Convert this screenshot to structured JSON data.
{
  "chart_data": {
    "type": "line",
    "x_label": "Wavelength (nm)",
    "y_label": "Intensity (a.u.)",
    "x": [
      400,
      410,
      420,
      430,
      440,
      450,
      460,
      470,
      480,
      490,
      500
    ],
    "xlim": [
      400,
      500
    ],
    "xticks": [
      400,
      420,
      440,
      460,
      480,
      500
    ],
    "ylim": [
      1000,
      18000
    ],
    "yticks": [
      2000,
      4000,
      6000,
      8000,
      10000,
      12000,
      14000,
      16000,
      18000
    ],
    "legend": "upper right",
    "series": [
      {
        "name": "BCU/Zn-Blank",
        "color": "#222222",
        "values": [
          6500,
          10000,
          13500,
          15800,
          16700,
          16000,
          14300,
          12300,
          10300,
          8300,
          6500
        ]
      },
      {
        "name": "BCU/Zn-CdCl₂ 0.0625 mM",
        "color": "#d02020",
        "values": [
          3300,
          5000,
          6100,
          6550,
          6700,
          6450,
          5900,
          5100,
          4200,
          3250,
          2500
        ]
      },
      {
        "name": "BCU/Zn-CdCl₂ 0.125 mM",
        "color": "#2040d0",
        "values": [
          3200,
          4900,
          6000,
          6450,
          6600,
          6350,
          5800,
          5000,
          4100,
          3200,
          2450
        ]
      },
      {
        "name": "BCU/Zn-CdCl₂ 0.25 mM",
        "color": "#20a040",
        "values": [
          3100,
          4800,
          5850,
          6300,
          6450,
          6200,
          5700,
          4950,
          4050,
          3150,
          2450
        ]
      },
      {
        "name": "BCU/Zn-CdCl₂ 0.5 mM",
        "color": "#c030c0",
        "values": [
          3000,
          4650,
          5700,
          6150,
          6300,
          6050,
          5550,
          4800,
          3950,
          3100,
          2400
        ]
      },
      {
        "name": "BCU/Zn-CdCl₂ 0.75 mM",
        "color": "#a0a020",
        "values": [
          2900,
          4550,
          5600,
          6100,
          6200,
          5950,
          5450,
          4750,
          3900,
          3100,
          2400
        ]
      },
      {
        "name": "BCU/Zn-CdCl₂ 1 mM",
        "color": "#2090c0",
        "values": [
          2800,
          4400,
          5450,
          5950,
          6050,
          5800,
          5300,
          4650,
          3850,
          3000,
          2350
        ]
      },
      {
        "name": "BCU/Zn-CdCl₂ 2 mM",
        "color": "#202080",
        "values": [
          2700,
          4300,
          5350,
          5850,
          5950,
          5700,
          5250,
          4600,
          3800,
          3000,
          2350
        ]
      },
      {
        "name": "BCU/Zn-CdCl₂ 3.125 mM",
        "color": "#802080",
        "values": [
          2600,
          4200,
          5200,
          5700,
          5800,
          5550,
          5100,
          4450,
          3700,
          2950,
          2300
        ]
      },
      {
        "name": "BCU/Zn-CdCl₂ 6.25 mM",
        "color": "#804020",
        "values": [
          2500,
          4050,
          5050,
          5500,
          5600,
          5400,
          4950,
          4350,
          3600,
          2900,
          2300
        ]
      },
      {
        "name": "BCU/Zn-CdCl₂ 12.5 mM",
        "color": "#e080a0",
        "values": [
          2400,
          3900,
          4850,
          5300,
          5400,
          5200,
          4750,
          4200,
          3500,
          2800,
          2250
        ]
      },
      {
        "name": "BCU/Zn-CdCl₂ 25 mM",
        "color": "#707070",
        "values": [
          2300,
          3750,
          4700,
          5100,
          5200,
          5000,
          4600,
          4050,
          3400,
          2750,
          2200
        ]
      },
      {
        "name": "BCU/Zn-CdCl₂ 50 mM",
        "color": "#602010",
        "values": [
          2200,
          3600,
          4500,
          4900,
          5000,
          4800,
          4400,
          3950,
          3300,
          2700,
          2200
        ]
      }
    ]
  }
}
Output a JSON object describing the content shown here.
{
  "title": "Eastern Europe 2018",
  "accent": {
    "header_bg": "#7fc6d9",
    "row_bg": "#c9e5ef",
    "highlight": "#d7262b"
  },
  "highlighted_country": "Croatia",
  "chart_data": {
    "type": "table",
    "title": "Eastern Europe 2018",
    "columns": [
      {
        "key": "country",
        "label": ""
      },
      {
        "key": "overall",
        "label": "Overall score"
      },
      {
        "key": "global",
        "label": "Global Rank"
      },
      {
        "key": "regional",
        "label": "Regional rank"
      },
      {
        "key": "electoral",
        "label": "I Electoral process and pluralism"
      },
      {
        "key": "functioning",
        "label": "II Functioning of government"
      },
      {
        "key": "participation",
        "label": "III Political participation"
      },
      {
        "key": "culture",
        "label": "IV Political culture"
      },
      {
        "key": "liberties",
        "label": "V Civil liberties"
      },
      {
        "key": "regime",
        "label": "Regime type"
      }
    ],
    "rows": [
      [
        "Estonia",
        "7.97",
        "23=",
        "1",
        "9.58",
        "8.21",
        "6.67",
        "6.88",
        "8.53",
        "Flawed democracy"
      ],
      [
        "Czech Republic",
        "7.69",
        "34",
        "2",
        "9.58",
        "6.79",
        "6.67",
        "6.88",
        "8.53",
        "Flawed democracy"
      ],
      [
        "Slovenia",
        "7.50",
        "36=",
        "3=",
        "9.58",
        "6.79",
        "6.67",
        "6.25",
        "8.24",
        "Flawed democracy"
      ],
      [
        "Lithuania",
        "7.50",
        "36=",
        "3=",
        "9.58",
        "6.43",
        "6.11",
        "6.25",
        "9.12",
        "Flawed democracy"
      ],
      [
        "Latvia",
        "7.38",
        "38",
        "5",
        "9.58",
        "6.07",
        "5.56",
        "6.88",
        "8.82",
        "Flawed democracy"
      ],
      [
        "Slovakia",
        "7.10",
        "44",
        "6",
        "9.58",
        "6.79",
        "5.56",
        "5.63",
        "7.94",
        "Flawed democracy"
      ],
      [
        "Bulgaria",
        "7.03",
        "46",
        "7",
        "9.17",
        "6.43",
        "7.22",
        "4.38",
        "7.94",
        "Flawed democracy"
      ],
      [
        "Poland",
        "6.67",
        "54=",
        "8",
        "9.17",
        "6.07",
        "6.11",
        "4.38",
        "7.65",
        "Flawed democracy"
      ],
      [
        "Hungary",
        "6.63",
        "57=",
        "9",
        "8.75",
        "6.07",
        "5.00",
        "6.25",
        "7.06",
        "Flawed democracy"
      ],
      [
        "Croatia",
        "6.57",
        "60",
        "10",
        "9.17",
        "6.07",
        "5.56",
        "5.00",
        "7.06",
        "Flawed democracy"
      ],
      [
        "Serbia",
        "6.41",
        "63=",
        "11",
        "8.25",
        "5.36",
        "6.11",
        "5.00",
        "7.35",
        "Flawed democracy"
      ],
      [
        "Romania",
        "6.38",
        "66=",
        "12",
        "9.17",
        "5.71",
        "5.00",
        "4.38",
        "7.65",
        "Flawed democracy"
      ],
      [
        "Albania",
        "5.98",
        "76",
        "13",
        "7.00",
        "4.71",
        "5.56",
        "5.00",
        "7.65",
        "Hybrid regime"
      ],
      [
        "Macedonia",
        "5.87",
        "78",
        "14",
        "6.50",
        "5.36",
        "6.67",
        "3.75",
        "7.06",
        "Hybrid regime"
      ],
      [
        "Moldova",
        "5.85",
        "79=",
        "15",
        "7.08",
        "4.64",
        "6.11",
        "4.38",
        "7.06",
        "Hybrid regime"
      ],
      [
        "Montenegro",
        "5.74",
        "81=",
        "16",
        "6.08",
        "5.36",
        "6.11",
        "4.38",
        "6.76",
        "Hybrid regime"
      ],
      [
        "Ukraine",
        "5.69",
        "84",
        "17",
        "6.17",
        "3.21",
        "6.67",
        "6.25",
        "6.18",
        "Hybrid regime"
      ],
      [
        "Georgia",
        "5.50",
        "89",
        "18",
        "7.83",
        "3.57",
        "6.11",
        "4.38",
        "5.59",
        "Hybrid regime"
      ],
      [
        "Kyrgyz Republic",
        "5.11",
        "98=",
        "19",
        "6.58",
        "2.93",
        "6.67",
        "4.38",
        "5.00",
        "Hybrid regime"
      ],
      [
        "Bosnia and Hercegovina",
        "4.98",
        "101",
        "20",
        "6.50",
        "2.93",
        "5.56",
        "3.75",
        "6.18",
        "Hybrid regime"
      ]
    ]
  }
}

#####

▸ **Directions for this task**: Copy all lines from the listing that contain "Political".

▸ **The reply**:
        "label": "III Political participation"
        "label": "IV Political culture"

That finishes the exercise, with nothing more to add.